SELECTED PASSAGE ▸
****
There was of course nothing sub-conscious about the way in which the 45-minute claim was hardened up. The source did not specify the precise context for this timing and no-one in either British spy agency MI6 or the JIC Current Intelligence Group on Iraq seemed to know.
But among military intelligence experts on artillery and missile systems, the figures rang some very loud bells. They appeared to be straight out of the old Soviet artillery and rocket troops manual. The most likely systems the Iraqis would use to deliver chemical or biological weapons were all Soviet-made mortar, artillery and missile systems.
These included the al-Hussein surface-to-surface missile. This was an Iraqi version of the Scud missile, which was the Soviet army-level surface-to-surface missile system. In common with all other Soviet workers, Red Army troops were given 'norms' for the time it should take them to perform particular tasks. The 'norm' for the time it should take for warheads to be moved from a forward storage site to the missile firing point and the missile to be ready to fire was 45 minutes.
t is not clear whether the Prime Minister spotted the 45-minute claim when it first landed on his desk in the shape of the original CX report from MI6. But it had certainly caught his eye in the days following its first mention in a draft of the dossier circulated on Sept. 9, 2002. At this stage it was only mentioned twice and, since it was not qualified, couched in very cautious terms. The Sept. 9 draft said the intelligence merely 'suggested' Iraq could deploy chemical or biological weapons within 45 minutes.
****
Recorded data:
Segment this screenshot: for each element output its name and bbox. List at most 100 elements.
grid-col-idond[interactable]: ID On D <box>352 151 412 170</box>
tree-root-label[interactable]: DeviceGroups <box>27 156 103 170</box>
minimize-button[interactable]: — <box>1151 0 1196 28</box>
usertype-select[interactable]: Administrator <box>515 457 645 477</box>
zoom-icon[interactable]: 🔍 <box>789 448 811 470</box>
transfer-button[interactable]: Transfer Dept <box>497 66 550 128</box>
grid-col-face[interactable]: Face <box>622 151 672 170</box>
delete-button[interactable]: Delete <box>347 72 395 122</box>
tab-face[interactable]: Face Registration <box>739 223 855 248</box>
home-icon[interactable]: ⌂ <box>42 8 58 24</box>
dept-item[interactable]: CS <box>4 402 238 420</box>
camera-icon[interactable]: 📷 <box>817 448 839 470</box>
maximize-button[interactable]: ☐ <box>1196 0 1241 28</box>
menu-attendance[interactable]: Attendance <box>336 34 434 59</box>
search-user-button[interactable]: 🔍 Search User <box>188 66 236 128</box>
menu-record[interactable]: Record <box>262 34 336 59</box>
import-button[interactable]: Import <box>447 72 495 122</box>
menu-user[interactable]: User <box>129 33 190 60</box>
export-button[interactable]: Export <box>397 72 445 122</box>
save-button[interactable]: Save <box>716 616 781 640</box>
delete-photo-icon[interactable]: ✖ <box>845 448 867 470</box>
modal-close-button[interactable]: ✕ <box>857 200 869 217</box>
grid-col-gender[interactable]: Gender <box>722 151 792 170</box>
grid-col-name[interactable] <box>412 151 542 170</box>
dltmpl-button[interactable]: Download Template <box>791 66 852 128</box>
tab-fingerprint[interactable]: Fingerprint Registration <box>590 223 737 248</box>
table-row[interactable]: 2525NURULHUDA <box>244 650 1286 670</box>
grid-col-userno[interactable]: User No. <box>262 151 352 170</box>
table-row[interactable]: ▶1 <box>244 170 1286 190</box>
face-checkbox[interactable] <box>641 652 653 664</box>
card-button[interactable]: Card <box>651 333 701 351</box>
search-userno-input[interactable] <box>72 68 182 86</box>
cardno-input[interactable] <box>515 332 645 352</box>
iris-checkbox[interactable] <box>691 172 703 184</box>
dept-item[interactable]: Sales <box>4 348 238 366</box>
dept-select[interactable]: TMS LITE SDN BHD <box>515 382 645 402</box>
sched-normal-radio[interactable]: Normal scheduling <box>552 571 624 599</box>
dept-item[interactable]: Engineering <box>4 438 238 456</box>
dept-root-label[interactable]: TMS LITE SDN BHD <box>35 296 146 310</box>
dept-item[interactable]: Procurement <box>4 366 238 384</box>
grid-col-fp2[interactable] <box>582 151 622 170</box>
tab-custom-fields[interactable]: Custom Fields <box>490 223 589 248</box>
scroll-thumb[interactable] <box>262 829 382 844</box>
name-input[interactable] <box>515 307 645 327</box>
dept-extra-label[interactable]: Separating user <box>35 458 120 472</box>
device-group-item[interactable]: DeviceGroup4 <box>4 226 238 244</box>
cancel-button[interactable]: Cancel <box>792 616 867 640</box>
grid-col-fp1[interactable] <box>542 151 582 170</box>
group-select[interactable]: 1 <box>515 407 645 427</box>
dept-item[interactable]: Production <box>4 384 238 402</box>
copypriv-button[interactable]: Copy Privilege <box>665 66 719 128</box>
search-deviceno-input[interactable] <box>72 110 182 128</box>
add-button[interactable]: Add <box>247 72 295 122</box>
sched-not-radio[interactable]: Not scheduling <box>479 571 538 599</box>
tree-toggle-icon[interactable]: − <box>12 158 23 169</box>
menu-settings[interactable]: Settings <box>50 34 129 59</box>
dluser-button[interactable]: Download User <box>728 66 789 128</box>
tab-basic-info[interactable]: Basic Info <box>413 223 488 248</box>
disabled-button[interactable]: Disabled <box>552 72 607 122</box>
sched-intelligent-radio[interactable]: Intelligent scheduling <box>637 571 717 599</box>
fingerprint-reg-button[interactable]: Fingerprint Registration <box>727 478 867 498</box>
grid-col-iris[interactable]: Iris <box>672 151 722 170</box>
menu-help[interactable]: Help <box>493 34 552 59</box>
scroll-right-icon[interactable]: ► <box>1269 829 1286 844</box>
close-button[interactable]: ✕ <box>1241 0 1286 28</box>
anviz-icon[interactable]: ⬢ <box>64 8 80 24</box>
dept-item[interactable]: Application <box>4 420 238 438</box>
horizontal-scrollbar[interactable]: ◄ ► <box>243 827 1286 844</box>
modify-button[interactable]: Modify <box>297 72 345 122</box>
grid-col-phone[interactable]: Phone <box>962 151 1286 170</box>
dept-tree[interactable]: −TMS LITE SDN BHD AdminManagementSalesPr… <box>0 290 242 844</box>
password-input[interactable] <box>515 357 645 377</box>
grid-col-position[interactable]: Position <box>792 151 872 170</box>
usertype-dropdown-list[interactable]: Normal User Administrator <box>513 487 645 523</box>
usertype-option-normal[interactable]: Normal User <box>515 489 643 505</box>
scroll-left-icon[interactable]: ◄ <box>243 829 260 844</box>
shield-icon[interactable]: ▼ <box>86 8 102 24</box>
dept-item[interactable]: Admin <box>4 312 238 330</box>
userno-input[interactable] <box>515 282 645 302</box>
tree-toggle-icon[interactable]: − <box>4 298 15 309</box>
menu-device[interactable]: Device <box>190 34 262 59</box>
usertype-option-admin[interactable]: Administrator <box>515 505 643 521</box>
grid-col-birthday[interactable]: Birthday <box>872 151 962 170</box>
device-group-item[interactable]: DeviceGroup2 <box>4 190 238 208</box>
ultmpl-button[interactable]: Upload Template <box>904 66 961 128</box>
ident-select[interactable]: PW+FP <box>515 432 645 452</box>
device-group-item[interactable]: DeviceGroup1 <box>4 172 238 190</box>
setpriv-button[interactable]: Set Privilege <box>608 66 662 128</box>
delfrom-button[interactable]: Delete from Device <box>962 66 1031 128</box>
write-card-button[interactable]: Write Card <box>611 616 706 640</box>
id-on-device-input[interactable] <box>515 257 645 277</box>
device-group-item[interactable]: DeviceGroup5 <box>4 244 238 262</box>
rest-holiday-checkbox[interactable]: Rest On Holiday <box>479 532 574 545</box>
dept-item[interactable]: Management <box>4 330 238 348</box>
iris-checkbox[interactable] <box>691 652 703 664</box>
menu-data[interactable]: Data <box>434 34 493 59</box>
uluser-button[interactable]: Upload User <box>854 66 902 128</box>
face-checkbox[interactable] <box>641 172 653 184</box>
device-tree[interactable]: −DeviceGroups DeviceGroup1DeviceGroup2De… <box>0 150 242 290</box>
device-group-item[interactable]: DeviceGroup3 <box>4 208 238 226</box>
****
ABOUT THIS TASK ▸
Using the passage on the 45-minute claim, explain in one to three sentences why the figures "rang some very loud bells" among military intelligence experts on artillery and missile systems.

ANSWER FOR THIS EXERCISE ▸
The figures appeared to come straight from the old Soviet artillery and rocket troops manual. The likely Iraqi delivery systems were Soviet-made, including the al-Hussein, an Iraqi version of the Scud. The Red Army's "norm" for moving warheads from a forward storage site to the firing point and readying the missile to fire was 45 minutes.